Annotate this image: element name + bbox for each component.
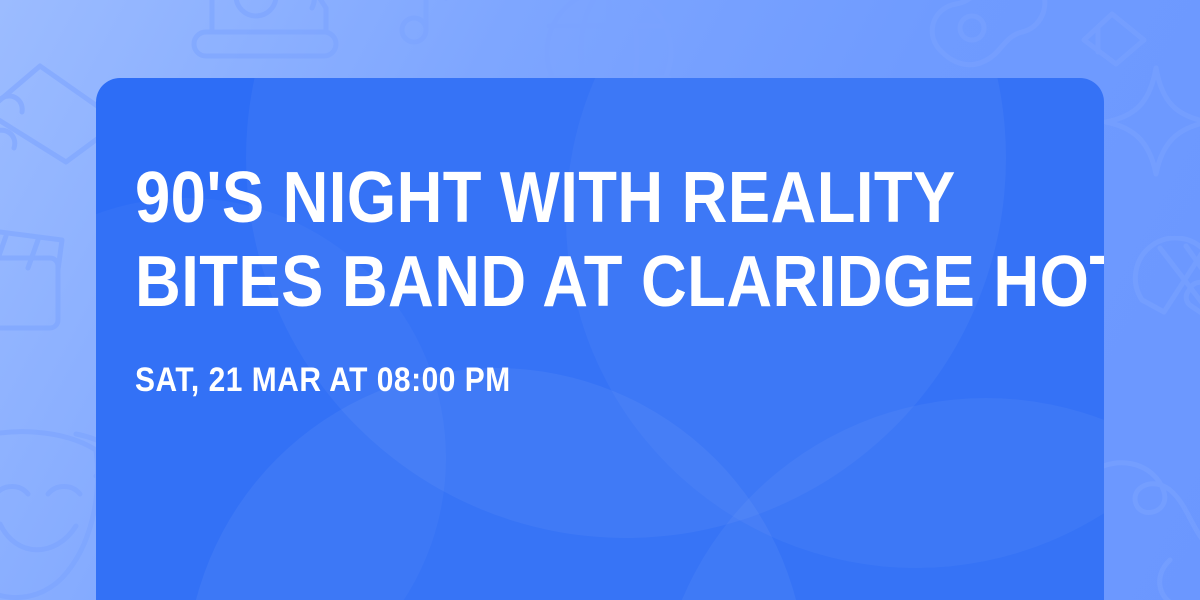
music-note-icon bbox=[396, 0, 456, 54]
microphone-icon bbox=[1124, 236, 1200, 386]
event-date-time: SAT, 21 MAR AT 08:00 PM bbox=[135, 360, 953, 400]
turntable-icon bbox=[184, 0, 354, 78]
sparkle-icon bbox=[1104, 60, 1200, 180]
card-blob-decor bbox=[656, 398, 1104, 600]
event-title-line-1: 90'S NIGHT WITH REALITY bbox=[135, 156, 953, 240]
event-banner-canvas: 90'S NIGHT WITH REALITY BITES BAND AT CL… bbox=[0, 0, 1200, 600]
event-card: 90'S NIGHT WITH REALITY BITES BAND AT CL… bbox=[96, 78, 1104, 600]
event-title-line-2: BITES BAND AT CLARIDGE HOTEL bbox=[135, 240, 953, 324]
event-card-content: 90'S NIGHT WITH REALITY BITES BAND AT CL… bbox=[135, 156, 1064, 400]
card-blob-decor bbox=[186, 368, 806, 600]
tag-icon bbox=[1078, 4, 1158, 74]
film-clapper-icon bbox=[0, 214, 80, 344]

## Task requirements
Can you repeat all the items above with "card-blob-decor" swapped for "card-shape-decor", changing nothing else and leaving the pictures out?

## Output below
Annotate this image: element name + bbox for each component.
music-note-icon bbox=[396, 0, 456, 54]
microphone-icon bbox=[1124, 236, 1200, 386]
event-date-time: SAT, 21 MAR AT 08:00 PM bbox=[135, 360, 953, 400]
turntable-icon bbox=[184, 0, 354, 78]
sparkle-icon bbox=[1104, 60, 1200, 180]
card-shape-decor bbox=[656, 398, 1104, 600]
event-title-line-1: 90'S NIGHT WITH REALITY bbox=[135, 156, 953, 240]
event-banner-canvas: 90'S NIGHT WITH REALITY BITES BAND AT CL… bbox=[0, 0, 1200, 600]
event-card: 90'S NIGHT WITH REALITY BITES BAND AT CL… bbox=[96, 78, 1104, 600]
event-title-line-2: BITES BAND AT CLARIDGE HOTEL bbox=[135, 240, 953, 324]
event-card-content: 90'S NIGHT WITH REALITY BITES BAND AT CL… bbox=[135, 156, 1064, 400]
card-shape-decor bbox=[186, 368, 806, 600]
tag-icon bbox=[1078, 4, 1158, 74]
film-clapper-icon bbox=[0, 214, 80, 344]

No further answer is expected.